* [Work required]:
Reprint the whole of the data exactly.

★ ★ ★ ★

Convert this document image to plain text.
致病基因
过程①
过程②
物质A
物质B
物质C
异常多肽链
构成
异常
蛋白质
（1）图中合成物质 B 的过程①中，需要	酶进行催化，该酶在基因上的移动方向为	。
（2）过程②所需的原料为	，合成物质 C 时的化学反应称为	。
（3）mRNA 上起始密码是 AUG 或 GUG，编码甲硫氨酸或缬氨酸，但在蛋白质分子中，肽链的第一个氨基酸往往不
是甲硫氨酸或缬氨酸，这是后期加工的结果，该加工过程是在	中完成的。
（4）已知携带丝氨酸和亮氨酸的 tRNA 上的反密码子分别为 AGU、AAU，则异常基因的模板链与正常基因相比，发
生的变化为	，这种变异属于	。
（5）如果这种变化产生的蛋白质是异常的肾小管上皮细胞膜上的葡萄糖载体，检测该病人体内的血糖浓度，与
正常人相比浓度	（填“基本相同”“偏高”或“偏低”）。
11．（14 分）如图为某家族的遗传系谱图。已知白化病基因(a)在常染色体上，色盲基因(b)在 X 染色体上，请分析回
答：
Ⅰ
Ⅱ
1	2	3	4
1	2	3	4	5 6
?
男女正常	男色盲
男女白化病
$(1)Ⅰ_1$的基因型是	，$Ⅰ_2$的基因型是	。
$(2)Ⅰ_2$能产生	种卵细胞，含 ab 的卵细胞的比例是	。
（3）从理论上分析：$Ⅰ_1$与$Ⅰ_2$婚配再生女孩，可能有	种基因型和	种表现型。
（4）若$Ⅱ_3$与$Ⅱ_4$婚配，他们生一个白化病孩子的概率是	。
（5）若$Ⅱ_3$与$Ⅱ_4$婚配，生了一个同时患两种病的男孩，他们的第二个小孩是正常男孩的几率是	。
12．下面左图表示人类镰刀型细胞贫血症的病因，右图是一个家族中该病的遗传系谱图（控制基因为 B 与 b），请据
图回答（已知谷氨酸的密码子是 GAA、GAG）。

★ ★ ★ ★

* [Reply]:
Convert this document image to plain text.
致病基因
过程①
过程②
物质A
物质B
物质C
异常多肽链
构成
异常
蛋白质
（1）图中合成物质 B 的过程①中，需要	酶进行催化，该酶在基因上的移动方向为	。
（2）过程②所需的原料为	，合成物质 C 时的化学反应称为	。
（3）mRNA 上起始密码是 AUG 或 GUG，编码甲硫氨酸或缬氨酸，但在蛋白质分子中，肽链的第一个氨基酸往往不
是甲硫氨酸或缬氨酸，这是后期加工的结果，该加工过程是在	中完成的。
（4）已知携带丝氨酸和亮氨酸的 tRNA 上的反密码子分别为 AGU、AAU，则异常基因的模板链与正常基因相比，发
生的变化为	，这种变异属于	。
（5）如果这种变化产生的蛋白质是异常的肾小管上皮细胞膜上的葡萄糖载体，检测该病人体内的血糖浓度，与
正常人相比浓度	（填“基本相同”“偏高”或“偏低”）。
11．（14 分）如图为某家族的遗传系谱图。已知白化病基因(a)在常染色体上，色盲基因(b)在 X 染色体上，请分析回
答：
Ⅰ
Ⅱ
1	2	3	4
1	2	3	4	5 6
?
男女正常	男色盲
男女白化病
$(1)Ⅰ_1$的基因型是	，$Ⅰ_2$的基因型是	。
$(2)Ⅰ_2$能产生	种卵细胞，含 ab 的卵细胞的比例是	。
（3）从理论上分析：$Ⅰ_1$与$Ⅰ_2$婚配再生女孩，可能有	种基因型和	种表现型。
（4）若$Ⅱ_3$与$Ⅱ_4$婚配，他们生一个白化病孩子的概率是	。
（5）若$Ⅱ_3$与$Ⅱ_4$婚配，生了一个同时患两种病的男孩，他们的第二个小孩是正常男孩的几率是	。
12．下面左图表示人类镰刀型细胞贫血症的病因，右图是一个家族中该病的遗传系谱图（控制基因为 B 与 b），请据
图回答（已知谷氨酸的密码子是 GAA、GAG）。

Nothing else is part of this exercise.